◆ Problem requirements ◆
Count the lines below that contain the word "JSON", and reply with that number alone.

◆ Record set ◆

★ ★ ★

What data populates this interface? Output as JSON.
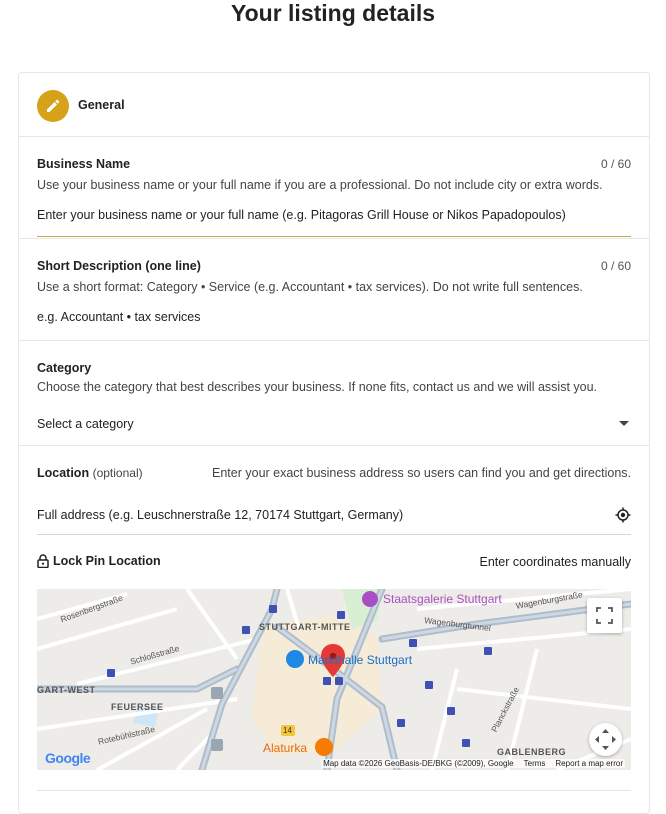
{
  "page": {
    "title": "Your listing details"
  },
  "general": {
    "label": "General",
    "icon": "pencil-icon",
    "icon_color": "#d6a21a"
  },
  "business_name": {
    "label": "Business Name",
    "counter": "0 / 60",
    "help": "Use your business name or your full name if you are a professional. Do not include city or extra words.",
    "placeholder": "Enter your business name or your full name (e.g. Pitagoras Grill House or Nikos Papadopoulos)",
    "value": ""
  },
  "short_description": {
    "label": "Short Description (one line)",
    "counter": "0 / 60",
    "help": "Use a short format: Category • Service (e.g. Accountant • tax services). Do not write full sentences.",
    "placeholder": "e.g. Accountant • tax services",
    "value": ""
  },
  "category": {
    "label": "Category",
    "help": "Choose the category that best describes your business. If none fits, contact us and we will assist you.",
    "selected": "Select a category"
  },
  "location": {
    "label": "Location",
    "optional": "(optional)",
    "help": "Enter your exact business address so users can find you and get directions.",
    "placeholder": "Full address (e.g. Leuschnerstraße 12, 70174 Stuttgart, Germany)",
    "value": "",
    "lock_pin_label": "Lock Pin Location",
    "manual_coords": "Enter coordinates manually"
  },
  "map": {
    "labels": {
      "staatsgalerie": "Staatsgalerie Stuttgart",
      "markthalle": "Markthalle Stuttgart",
      "stuttgart_mitte": "STUTTGART-MITTE",
      "gart_west": "GART-WEST",
      "feuersee": "FEUERSEE",
      "gablenberg": "GABLENBERG",
      "alaturka": "Alaturka",
      "rosenbergstrasse": "Rosenbergstraße",
      "schlossstrasse": "Schloßstraße",
      "rotebuehlstrasse": "Rotebühlstraße",
      "wagenburgtunnel": "Wagenburgtunnel",
      "wagenburgstrasse": "Wagenburgstraße",
      "planckstrasse": "Planckstraße",
      "road_14": "14"
    },
    "google": "Google",
    "attribution": "Map data ©2026 GeoBasis-DE/BKG (©2009), Google",
    "terms": "Terms",
    "report": "Report a map error",
    "pin_color": "#e53935"
  }
}
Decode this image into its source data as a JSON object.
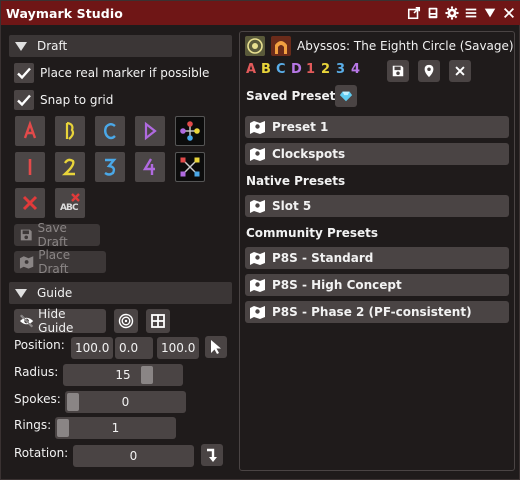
{
  "window": {
    "title": "Waymark Studio"
  },
  "draft": {
    "header": "Draft",
    "place_real_label": "Place real marker if possible",
    "snap_label": "Snap to grid",
    "waymarks": [
      {
        "glyph": "A",
        "color": "#e24a4a"
      },
      {
        "glyph": "B",
        "color": "#e8d43a"
      },
      {
        "glyph": "C",
        "color": "#4aa8e8"
      },
      {
        "glyph": "D",
        "color": "#b06ae0"
      },
      {
        "glyph": "1",
        "color": "#e24a4a"
      },
      {
        "glyph": "2",
        "color": "#e8d43a"
      },
      {
        "glyph": "3",
        "color": "#4aa8e8"
      },
      {
        "glyph": "4",
        "color": "#b06ae0"
      }
    ],
    "save_label": "Save Draft",
    "place_label": "Place Draft"
  },
  "guide": {
    "header": "Guide",
    "hide_label": "Hide Guide",
    "position_label": "Position:",
    "position": [
      "100.0",
      "0.0",
      "100.0"
    ],
    "radius_label": "Radius:",
    "radius": "15",
    "spokes_label": "Spokes:",
    "spokes": "0",
    "rings_label": "Rings:",
    "rings": "1",
    "rotation_label": "Rotation:",
    "rotation": "0"
  },
  "right": {
    "zone_name": "Abyssos: The Eighth Circle (Savage)",
    "letters": [
      {
        "t": "A",
        "c": "#e25a5a"
      },
      {
        "t": "B",
        "c": "#e8d43a"
      },
      {
        "t": "C",
        "c": "#5aaee8"
      },
      {
        "t": "D",
        "c": "#b777e6"
      },
      {
        "t": "1",
        "c": "#e25a5a"
      },
      {
        "t": "2",
        "c": "#e8d43a"
      },
      {
        "t": "3",
        "c": "#5aaee8"
      },
      {
        "t": "4",
        "c": "#b777e6"
      }
    ],
    "saved_label": "Saved Presets",
    "saved": [
      "Preset 1",
      "Clockspots"
    ],
    "native_label": "Native Presets",
    "native": [
      "Slot 5"
    ],
    "community_label": "Community Presets",
    "community": [
      "P8S - Standard",
      "P8S - High Concept",
      "P8S - Phase 2 (PF-consistent)"
    ]
  }
}
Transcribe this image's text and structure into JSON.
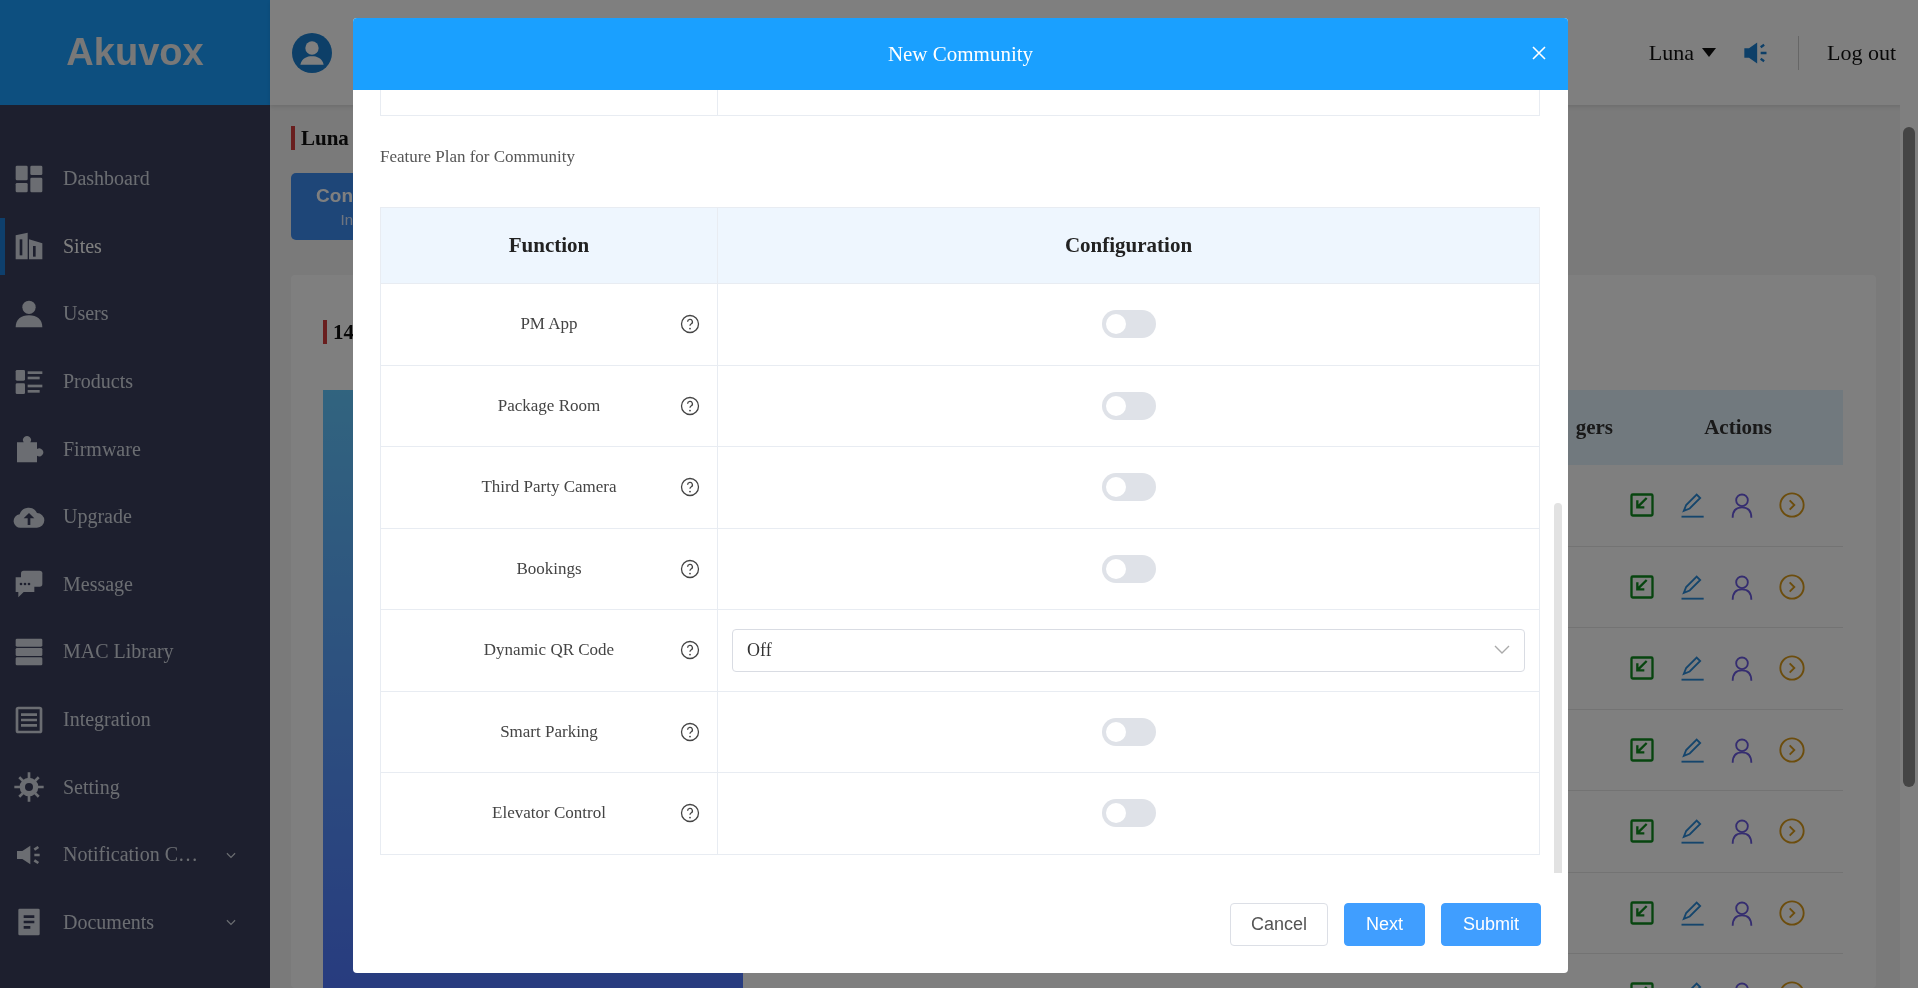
{
  "app": {
    "logo": "Akuvox",
    "user_menu": "Luna",
    "logout": "Log out"
  },
  "sidebar": {
    "items": [
      {
        "label": "Dashboard",
        "selected": false,
        "expandable": false
      },
      {
        "label": "Sites",
        "selected": true,
        "expandable": false
      },
      {
        "label": "Users",
        "selected": false,
        "expandable": false
      },
      {
        "label": "Products",
        "selected": false,
        "expandable": false
      },
      {
        "label": "Firmware",
        "selected": false,
        "expandable": false
      },
      {
        "label": "Upgrade",
        "selected": false,
        "expandable": false
      },
      {
        "label": "Message",
        "selected": false,
        "expandable": false
      },
      {
        "label": "MAC Library",
        "selected": false,
        "expandable": false
      },
      {
        "label": "Integration",
        "selected": false,
        "expandable": false
      },
      {
        "label": "Setting",
        "selected": false,
        "expandable": false
      },
      {
        "label": "Notification C…",
        "selected": false,
        "expandable": true
      },
      {
        "label": "Documents",
        "selected": false,
        "expandable": true
      }
    ]
  },
  "page": {
    "title": "Luna",
    "tab_button": {
      "title": "Con",
      "subtitle": "In"
    },
    "section_title": "14",
    "table": {
      "columns": [
        "gers",
        "Actions"
      ],
      "rows": [
        {
          "kind": "actions"
        },
        {
          "kind": "actions"
        },
        {
          "kind": "actions"
        },
        {
          "kind": "actions"
        },
        {
          "kind": "actions"
        },
        {
          "kind": "actions"
        },
        {
          "kind": "actions"
        }
      ]
    }
  },
  "modal": {
    "title": "New Community",
    "section_label": "Feature Plan for Community",
    "columns": [
      "Function",
      "Configuration"
    ],
    "features": [
      {
        "name": "PM App",
        "kind": "toggle",
        "on": false
      },
      {
        "name": "Package Room",
        "kind": "toggle",
        "on": false
      },
      {
        "name": "Third Party Camera",
        "kind": "toggle",
        "on": false
      },
      {
        "name": "Bookings",
        "kind": "toggle",
        "on": false
      },
      {
        "name": "Dynamic QR Code",
        "kind": "select",
        "value": "Off"
      },
      {
        "name": "Smart Parking",
        "kind": "toggle",
        "on": false
      },
      {
        "name": "Elevator Control",
        "kind": "toggle",
        "on": false
      }
    ],
    "buttons": [
      {
        "label": "Cancel",
        "kind": "secondary"
      },
      {
        "label": "Next",
        "kind": "primary"
      },
      {
        "label": "Submit",
        "kind": "primary"
      }
    ]
  }
}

★ ★ ★

◆ Exercise output ◆
3